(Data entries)
────

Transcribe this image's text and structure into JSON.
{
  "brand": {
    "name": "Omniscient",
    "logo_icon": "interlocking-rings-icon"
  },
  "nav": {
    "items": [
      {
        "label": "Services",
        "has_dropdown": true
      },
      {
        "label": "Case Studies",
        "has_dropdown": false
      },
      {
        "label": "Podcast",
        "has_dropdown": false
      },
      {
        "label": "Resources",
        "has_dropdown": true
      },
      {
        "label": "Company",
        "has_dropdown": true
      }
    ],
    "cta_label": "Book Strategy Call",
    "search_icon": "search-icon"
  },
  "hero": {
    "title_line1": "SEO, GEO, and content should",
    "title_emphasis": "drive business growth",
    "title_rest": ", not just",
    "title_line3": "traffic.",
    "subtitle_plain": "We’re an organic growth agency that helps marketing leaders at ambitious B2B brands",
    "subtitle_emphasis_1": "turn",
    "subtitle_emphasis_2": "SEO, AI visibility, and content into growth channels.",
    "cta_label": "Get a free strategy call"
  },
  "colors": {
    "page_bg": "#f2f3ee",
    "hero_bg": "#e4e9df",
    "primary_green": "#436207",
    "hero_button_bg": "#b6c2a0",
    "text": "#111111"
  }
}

────

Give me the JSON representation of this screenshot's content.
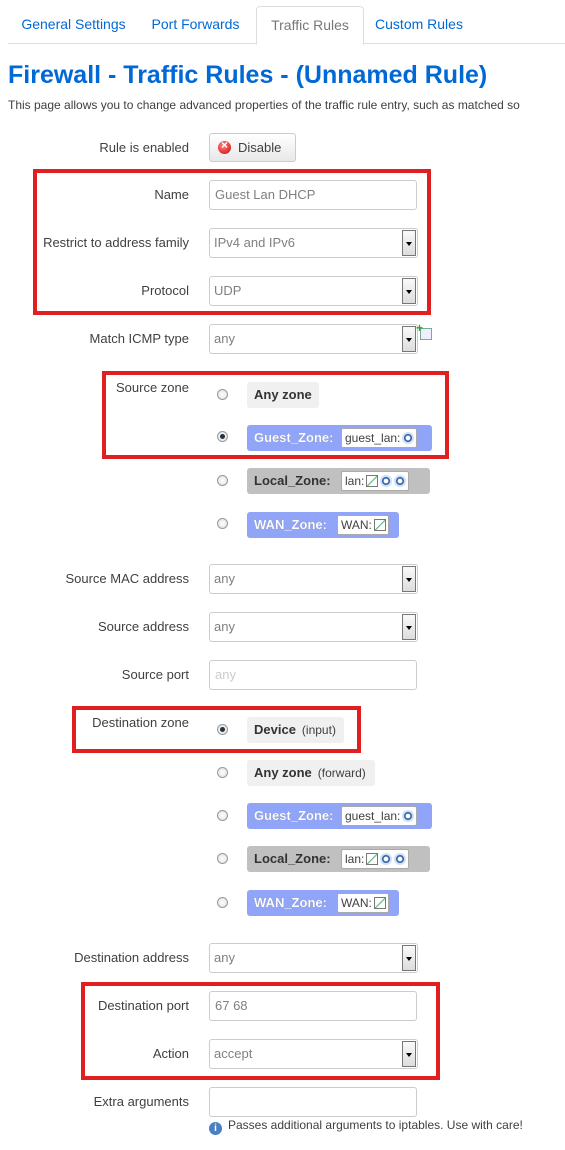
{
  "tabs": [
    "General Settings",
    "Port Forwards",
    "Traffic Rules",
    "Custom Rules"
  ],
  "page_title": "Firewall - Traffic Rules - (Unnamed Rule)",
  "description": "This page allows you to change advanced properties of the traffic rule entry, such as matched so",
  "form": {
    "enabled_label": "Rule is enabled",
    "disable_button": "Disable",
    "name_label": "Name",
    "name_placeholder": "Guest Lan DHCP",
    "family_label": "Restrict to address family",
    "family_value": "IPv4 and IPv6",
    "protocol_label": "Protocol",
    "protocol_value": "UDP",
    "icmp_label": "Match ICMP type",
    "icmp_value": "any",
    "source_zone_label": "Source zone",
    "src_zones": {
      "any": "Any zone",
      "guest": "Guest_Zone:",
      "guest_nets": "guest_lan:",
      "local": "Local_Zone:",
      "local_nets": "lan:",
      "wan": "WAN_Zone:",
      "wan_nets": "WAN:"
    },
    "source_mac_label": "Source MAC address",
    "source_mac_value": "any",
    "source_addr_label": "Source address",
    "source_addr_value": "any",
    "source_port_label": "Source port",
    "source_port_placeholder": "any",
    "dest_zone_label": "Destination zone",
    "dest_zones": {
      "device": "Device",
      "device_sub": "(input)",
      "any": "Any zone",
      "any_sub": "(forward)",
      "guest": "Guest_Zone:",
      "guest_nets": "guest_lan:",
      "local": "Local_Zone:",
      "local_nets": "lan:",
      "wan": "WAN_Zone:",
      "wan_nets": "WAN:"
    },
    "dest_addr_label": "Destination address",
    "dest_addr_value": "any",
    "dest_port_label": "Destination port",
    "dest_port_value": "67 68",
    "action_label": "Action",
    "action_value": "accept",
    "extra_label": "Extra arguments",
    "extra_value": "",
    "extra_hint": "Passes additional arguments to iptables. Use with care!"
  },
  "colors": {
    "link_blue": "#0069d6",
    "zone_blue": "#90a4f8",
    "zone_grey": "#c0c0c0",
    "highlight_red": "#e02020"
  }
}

────

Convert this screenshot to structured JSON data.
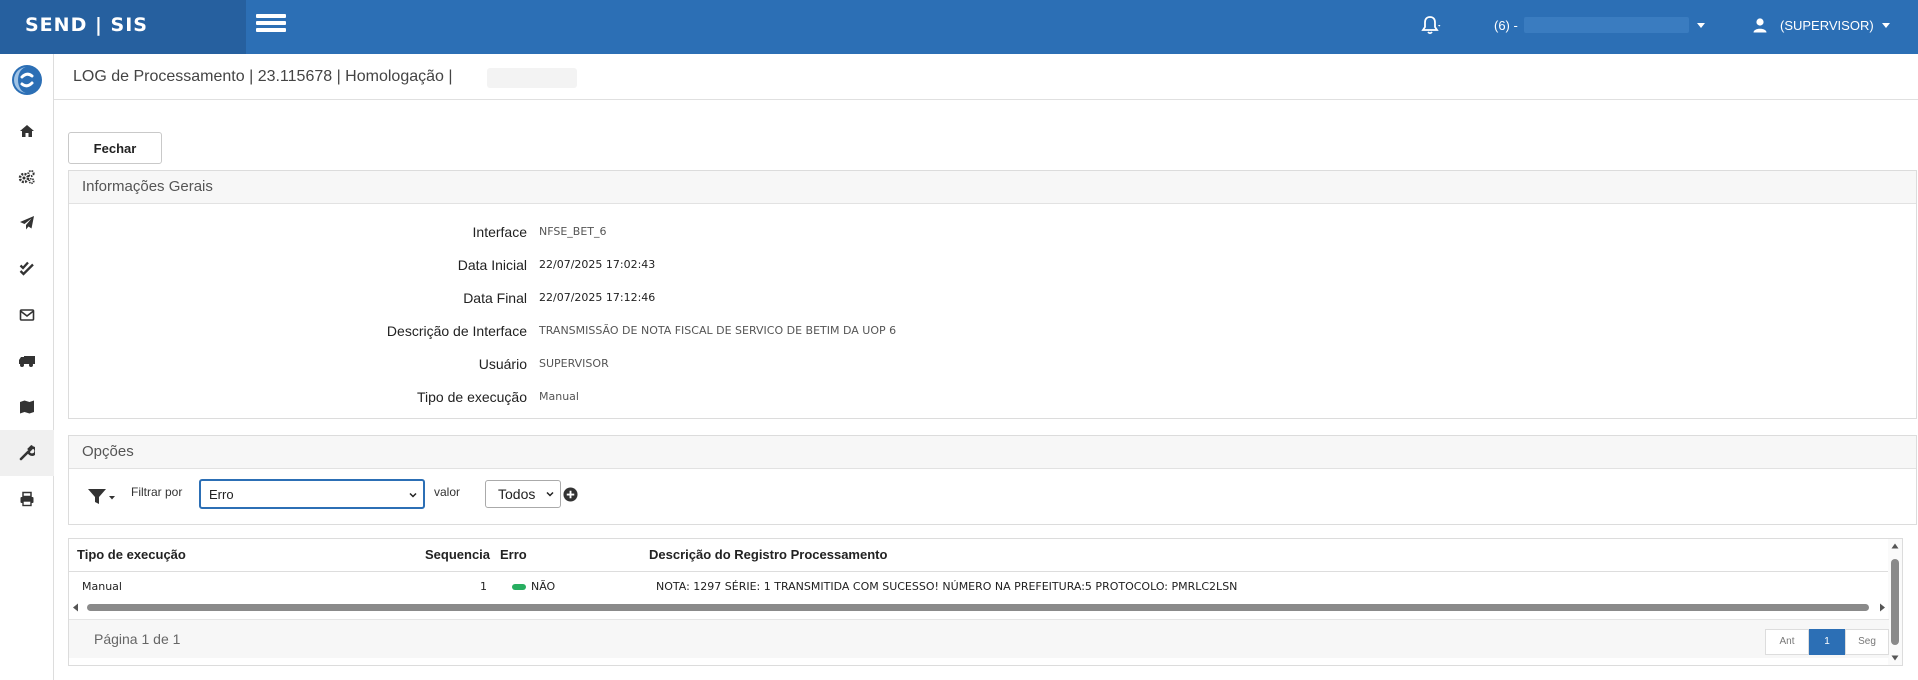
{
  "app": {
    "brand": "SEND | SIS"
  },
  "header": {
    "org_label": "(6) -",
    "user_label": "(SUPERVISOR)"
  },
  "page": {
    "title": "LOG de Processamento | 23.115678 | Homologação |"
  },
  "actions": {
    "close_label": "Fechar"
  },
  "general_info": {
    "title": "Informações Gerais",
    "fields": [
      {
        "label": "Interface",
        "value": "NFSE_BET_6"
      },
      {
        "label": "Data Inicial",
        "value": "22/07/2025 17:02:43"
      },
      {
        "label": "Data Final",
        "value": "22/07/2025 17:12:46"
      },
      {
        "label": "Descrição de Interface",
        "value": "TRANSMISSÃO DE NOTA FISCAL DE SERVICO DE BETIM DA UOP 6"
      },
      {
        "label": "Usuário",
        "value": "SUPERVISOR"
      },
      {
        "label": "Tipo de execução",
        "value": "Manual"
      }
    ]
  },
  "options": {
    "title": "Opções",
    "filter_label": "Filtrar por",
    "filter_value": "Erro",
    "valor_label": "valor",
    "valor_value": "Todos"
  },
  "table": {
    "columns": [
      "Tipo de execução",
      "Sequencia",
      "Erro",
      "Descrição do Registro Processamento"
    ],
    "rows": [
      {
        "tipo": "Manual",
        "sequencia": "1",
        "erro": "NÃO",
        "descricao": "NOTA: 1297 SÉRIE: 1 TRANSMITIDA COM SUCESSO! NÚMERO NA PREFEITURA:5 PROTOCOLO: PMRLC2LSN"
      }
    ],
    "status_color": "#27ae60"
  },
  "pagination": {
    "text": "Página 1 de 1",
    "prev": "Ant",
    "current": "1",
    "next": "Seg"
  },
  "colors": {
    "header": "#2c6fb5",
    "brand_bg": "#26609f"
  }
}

────

Check each line in the listing above for the string "content", then report how many lines contain it, with no other text.

__Solution__
3